■ **GIVEN INSTRUCTION**:
Scan the data. Collect each line that contains the word "Клубная".

Collected data entries:
☆ ☆ ☆ ☆ ☆

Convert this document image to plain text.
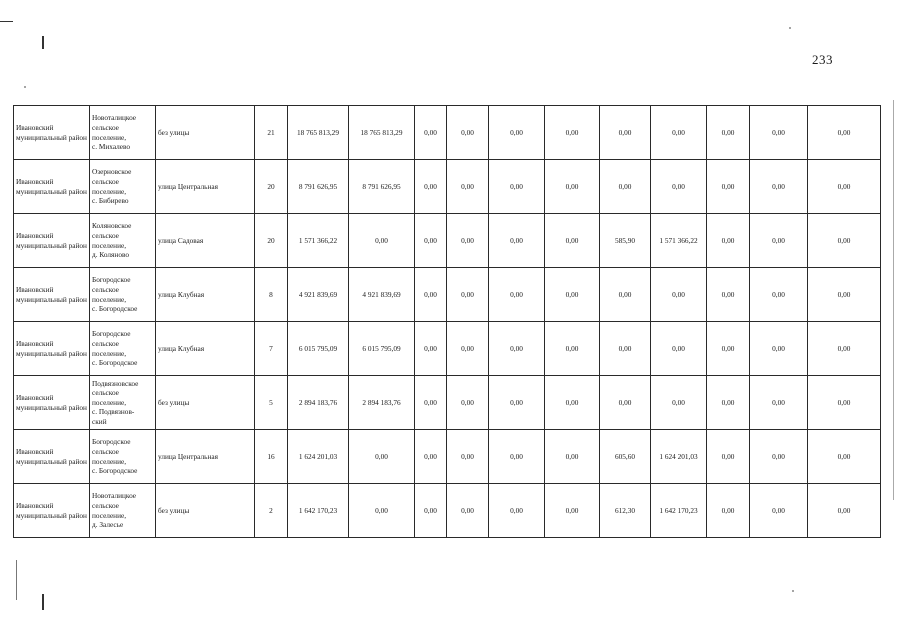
233
Ивановский муниципальный район	Новоталицкое
сельское
поселение,
с. Михалево	без улицы	21	18 765 813,29	18 765 813,29	0,00	0,00	0,00	0,00	0,00	0,00	0,00	0,00	0,00

Ивановский муниципальный район	Озерновское
сельское
поселение,
с. Бибирево	улица Центральная	20	8 791 626,95	8 791 626,95	0,00	0,00	0,00	0,00	0,00	0,00	0,00	0,00	0,00

Ивановский муниципальный район	Коляновское
сельское
поселение,
д. Коляново	улица Садовая	20	1 571 366,22	0,00	0,00	0,00	0,00	0,00	585,90	1 571 366,22	0,00	0,00	0,00

Ивановский муниципальный район	Богородское
сельское
поселение,
с. Богородское	улица Клубная	8	4 921 839,69	4 921 839,69	0,00	0,00	0,00	0,00	0,00	0,00	0,00	0,00	0,00

Ивановский муниципальный район	Богородское
сельское
поселение,
с. Богородское	улица Клубная	7	6 015 795,09	6 015 795,09	0,00	0,00	0,00	0,00	0,00	0,00	0,00	0,00	0,00

Ивановский муниципальный район	Подвязновское
сельское
поселение,
с. Подвязнов-
ский	без улицы	5	2 894 183,76	2 894 183,76	0,00	0,00	0,00	0,00	0,00	0,00	0,00	0,00	0,00

Ивановский муниципальный район	Богородское
сельское
поселение,
с. Богородское	улица Центральная	16	1 624 201,03	0,00	0,00	0,00	0,00	0,00	605,60	1 624 201,03	0,00	0,00	0,00

Ивановский муниципальный район	Новоталицкое
сельское
поселение,
д. Залесье	без улицы	2	1 642 170,23	0,00	0,00	0,00	0,00	0,00	612,30	1 642 170,23	0,00	0,00	0,00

☆ ☆ ☆ ☆ ☆

■ **ANSWER TO THIS TASK**:
с. Богородское	улица Клубная	8	4 921 839,69	4 921 839,69	0,00	0,00	0,00	0,00	0,00	0,00	0,00	0,00	0,00
с. Богородское	улица Клубная	7	6 015 795,09	6 015 795,09	0,00	0,00	0,00	0,00	0,00	0,00	0,00	0,00	0,00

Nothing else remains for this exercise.